*Stated goal:* Among the entries below, count the lines that contain the word "Indikátor". Write down only the total.
-- start --
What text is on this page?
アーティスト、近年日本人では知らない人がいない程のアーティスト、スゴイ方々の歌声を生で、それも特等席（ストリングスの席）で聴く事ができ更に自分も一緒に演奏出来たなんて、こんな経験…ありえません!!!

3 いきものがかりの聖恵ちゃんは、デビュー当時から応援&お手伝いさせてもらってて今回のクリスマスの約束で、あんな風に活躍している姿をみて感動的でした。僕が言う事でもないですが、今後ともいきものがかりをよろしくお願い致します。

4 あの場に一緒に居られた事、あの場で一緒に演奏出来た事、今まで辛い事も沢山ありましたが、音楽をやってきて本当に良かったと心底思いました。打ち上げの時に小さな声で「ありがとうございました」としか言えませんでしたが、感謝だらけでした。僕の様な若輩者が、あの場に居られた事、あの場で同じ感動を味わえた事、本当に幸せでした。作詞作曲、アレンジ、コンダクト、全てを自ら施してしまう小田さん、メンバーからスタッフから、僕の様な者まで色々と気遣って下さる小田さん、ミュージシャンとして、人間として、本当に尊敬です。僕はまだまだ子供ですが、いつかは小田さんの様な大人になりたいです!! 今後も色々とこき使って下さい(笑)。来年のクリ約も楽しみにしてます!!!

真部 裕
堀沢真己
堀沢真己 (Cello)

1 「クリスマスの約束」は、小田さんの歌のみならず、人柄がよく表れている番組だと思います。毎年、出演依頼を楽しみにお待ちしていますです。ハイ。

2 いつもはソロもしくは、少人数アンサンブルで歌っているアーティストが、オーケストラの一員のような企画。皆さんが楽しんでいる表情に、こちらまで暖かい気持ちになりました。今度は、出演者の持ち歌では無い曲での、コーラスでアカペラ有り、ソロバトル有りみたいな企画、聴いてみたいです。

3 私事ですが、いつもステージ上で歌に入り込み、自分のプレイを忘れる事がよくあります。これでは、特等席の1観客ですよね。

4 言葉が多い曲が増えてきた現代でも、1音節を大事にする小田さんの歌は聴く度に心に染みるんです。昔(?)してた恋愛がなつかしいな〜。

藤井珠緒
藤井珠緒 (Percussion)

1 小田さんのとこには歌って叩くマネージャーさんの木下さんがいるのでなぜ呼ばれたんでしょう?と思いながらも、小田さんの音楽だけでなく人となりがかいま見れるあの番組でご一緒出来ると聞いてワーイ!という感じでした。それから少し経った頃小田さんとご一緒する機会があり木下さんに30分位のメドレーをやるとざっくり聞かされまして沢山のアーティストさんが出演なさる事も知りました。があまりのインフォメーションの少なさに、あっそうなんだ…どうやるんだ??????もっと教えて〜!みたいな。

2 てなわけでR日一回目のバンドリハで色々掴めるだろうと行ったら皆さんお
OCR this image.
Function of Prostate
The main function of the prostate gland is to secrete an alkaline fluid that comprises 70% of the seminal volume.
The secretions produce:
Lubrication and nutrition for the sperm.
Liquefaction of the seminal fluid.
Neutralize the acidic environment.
-- end --
-- start --
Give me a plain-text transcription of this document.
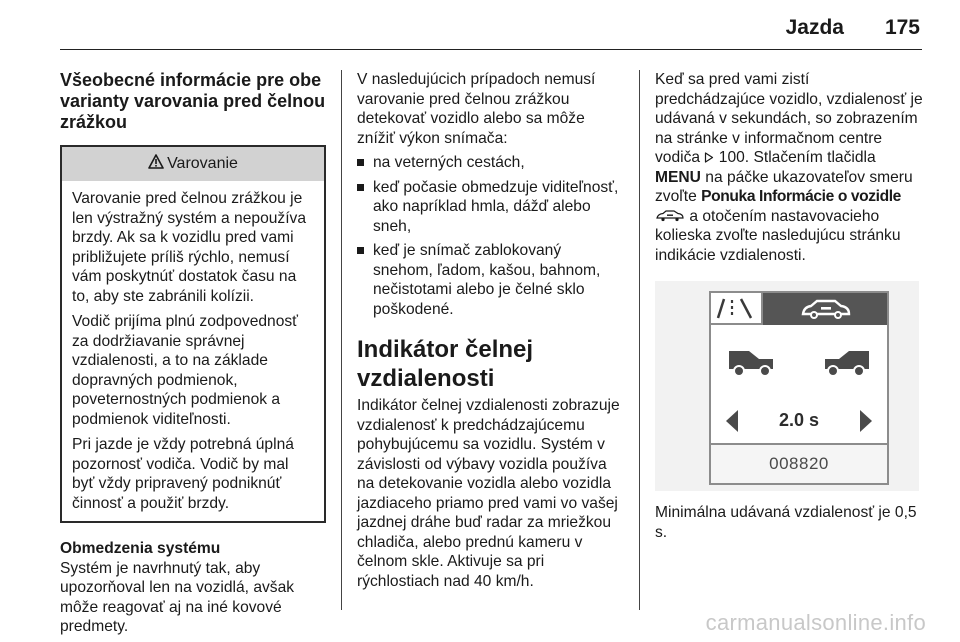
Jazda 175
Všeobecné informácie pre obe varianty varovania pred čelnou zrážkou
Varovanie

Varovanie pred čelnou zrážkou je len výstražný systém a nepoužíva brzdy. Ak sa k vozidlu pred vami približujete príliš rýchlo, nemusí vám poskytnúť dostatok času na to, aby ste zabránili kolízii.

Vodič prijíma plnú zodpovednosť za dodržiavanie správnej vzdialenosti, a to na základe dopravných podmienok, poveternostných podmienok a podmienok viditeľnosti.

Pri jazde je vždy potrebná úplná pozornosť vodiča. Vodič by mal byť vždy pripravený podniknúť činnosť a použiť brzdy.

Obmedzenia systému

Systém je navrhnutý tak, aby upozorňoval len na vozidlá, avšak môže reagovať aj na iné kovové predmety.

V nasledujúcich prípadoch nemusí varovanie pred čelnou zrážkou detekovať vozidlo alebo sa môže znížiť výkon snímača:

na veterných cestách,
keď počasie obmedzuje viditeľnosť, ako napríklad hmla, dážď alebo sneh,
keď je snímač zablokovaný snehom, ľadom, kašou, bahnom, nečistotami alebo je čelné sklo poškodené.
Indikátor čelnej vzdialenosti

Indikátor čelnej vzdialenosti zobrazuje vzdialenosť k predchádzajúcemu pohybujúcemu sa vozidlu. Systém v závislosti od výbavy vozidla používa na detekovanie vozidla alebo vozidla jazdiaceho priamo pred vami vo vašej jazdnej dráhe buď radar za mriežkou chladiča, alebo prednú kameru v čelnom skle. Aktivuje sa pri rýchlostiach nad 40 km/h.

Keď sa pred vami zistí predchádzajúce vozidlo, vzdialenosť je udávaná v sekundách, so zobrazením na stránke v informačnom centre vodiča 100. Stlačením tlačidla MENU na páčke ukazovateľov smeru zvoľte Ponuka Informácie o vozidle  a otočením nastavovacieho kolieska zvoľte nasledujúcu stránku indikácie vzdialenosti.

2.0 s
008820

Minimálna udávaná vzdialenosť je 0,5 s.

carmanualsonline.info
-- end --
-- start --
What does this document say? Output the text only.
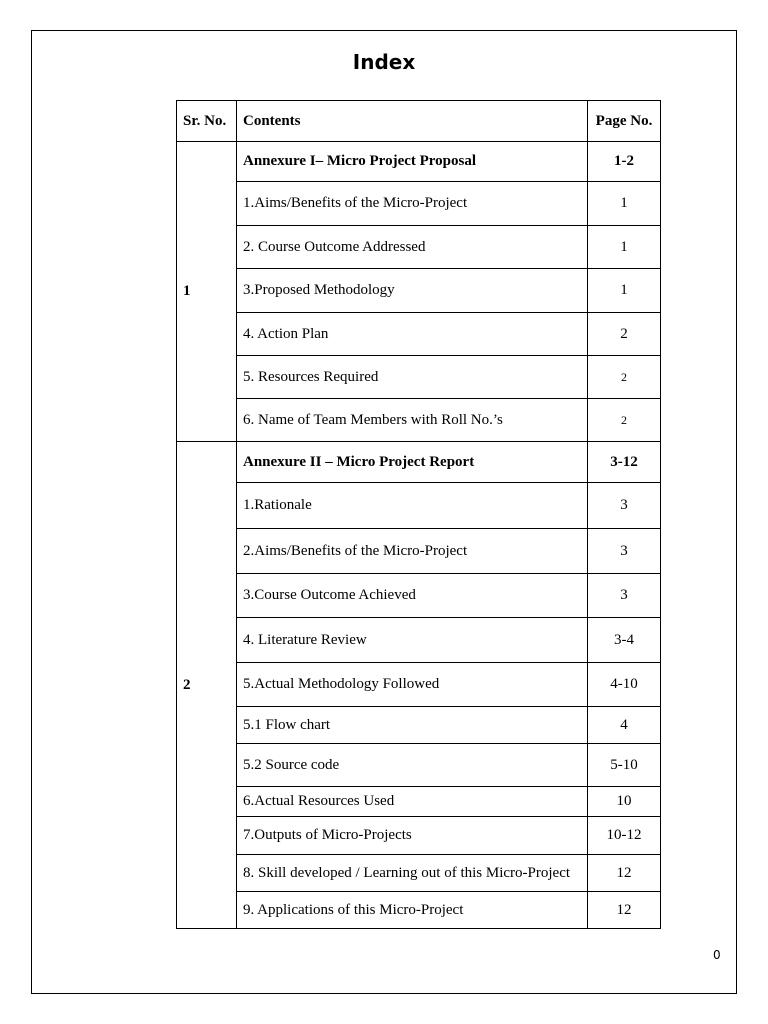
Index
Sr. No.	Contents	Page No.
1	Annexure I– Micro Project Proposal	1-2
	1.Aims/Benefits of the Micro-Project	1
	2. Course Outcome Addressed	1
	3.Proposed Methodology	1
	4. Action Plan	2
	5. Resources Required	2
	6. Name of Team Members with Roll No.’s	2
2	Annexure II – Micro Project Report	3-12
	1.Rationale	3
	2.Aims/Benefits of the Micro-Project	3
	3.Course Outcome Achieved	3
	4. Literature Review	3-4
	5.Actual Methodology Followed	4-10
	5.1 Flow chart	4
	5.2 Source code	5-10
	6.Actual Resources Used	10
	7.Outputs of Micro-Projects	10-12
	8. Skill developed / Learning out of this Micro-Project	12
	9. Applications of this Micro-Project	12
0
-- end --
*Task output:* 2